- **PROBLEM**
Show all lines holding "Gérard".

----

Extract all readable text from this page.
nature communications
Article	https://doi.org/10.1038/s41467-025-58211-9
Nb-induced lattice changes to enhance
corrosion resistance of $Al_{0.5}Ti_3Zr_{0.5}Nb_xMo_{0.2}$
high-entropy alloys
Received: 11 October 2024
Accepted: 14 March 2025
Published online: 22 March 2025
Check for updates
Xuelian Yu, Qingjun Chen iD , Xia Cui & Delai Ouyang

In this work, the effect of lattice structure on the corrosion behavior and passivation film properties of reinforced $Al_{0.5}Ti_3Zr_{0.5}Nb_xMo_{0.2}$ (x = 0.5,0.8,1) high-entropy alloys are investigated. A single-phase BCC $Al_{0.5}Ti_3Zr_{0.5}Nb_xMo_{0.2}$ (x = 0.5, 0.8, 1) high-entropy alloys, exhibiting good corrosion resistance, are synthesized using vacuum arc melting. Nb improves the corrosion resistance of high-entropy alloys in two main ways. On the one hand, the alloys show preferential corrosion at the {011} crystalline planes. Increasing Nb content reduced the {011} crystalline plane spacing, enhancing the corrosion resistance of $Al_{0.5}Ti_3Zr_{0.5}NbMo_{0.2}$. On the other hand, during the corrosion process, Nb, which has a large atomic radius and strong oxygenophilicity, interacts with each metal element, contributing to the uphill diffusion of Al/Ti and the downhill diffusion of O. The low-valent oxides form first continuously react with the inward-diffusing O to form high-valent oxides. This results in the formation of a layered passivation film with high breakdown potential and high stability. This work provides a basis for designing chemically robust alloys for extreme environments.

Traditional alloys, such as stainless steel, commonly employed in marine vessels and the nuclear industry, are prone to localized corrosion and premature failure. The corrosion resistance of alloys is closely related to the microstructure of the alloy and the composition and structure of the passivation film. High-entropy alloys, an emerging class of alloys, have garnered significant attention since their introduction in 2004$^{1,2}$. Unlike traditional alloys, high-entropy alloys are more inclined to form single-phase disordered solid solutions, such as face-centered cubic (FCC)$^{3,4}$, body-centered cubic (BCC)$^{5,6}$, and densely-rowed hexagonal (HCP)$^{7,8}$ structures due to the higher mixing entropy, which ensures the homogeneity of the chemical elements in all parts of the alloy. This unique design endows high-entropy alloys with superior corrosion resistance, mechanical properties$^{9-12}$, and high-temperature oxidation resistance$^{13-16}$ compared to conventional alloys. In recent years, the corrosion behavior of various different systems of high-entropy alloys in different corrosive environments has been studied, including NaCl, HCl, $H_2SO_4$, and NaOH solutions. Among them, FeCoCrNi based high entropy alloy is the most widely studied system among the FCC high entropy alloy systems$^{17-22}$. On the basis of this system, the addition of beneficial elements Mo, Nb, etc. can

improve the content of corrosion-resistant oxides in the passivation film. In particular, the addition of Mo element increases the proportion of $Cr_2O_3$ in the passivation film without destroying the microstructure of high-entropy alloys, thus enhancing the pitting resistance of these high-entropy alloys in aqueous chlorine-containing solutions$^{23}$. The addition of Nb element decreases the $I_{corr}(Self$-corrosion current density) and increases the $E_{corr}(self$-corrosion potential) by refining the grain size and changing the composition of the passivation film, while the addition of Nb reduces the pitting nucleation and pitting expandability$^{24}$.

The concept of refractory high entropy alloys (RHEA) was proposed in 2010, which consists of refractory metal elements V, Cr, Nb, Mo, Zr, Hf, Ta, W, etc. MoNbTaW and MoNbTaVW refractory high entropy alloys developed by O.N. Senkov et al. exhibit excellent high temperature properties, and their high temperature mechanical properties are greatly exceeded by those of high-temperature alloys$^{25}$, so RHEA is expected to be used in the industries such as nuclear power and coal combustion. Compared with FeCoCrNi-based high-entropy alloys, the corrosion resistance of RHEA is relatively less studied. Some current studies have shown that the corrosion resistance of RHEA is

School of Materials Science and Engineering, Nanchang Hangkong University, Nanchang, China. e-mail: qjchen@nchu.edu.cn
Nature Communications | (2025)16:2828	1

----

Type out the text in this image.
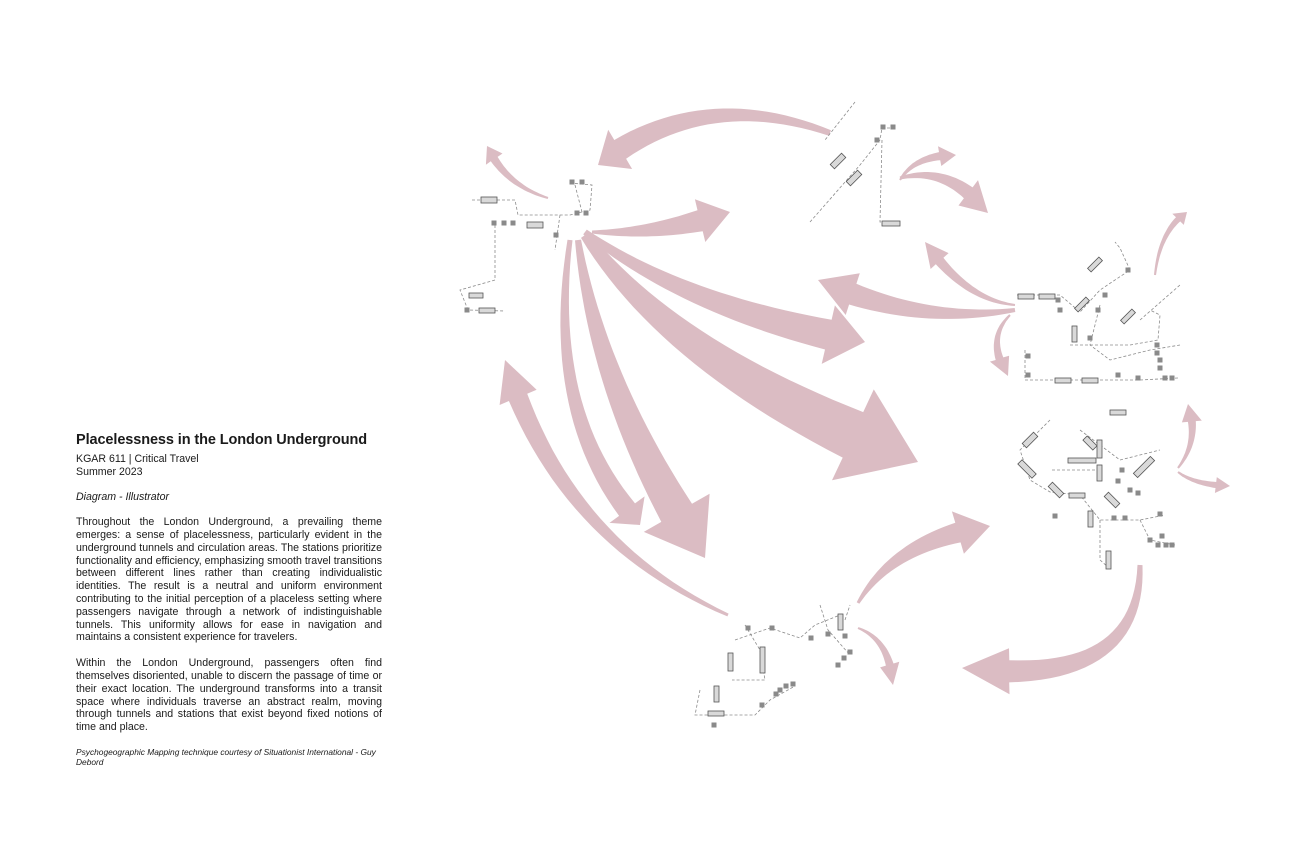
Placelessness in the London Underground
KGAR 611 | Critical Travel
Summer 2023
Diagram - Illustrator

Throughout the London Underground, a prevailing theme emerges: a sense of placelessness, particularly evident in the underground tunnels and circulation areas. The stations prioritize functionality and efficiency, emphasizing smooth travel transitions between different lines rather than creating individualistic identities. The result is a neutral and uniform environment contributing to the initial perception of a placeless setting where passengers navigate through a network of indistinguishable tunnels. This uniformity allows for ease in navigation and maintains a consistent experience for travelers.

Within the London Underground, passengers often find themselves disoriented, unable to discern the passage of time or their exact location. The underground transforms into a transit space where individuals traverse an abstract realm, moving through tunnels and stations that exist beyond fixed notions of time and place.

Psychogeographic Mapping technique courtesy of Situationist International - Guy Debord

----

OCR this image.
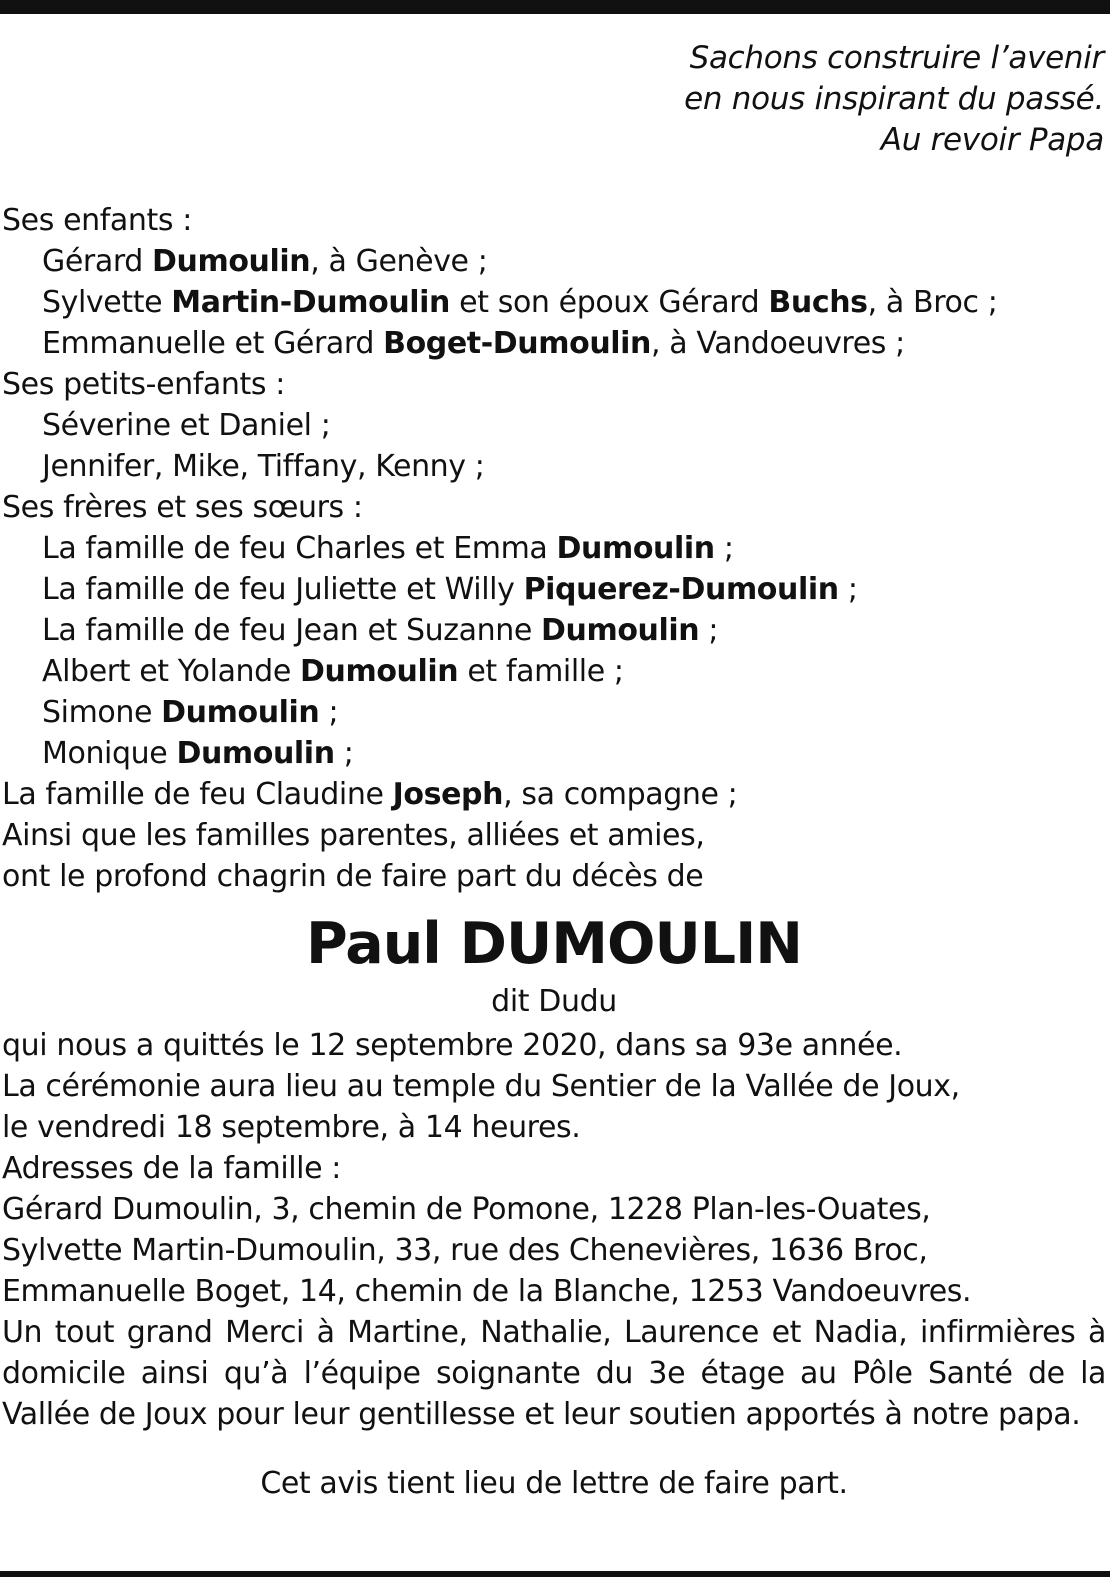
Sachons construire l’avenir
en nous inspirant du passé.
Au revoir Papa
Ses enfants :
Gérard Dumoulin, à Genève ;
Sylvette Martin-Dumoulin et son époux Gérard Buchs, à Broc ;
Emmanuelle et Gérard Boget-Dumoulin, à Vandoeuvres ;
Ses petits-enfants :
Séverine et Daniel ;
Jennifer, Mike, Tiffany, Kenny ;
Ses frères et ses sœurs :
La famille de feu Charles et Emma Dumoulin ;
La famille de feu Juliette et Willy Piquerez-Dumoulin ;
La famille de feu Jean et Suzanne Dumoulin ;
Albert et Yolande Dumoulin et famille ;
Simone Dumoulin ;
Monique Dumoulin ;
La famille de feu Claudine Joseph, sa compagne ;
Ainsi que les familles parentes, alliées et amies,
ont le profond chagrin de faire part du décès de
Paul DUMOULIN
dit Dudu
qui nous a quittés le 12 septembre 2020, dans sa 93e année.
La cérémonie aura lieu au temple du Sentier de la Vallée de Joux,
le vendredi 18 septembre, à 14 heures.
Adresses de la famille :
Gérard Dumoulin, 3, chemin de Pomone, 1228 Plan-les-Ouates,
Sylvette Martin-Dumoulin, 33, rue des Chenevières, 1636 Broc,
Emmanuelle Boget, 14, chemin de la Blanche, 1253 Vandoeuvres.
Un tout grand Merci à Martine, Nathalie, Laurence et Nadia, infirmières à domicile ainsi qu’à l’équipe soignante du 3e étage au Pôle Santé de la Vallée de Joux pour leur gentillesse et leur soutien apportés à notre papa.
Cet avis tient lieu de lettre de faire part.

----

- **REPLY TO THE TASK**
Gérard Dumoulin, à Genève ;
Sylvette Martin-Dumoulin et son époux Gérard Buchs, à Broc ;
Emmanuelle et Gérard Boget-Dumoulin, à Vandoeuvres ;
Gérard Dumoulin, 3, chemin de Pomone, 1228 Plan-les-Ouates,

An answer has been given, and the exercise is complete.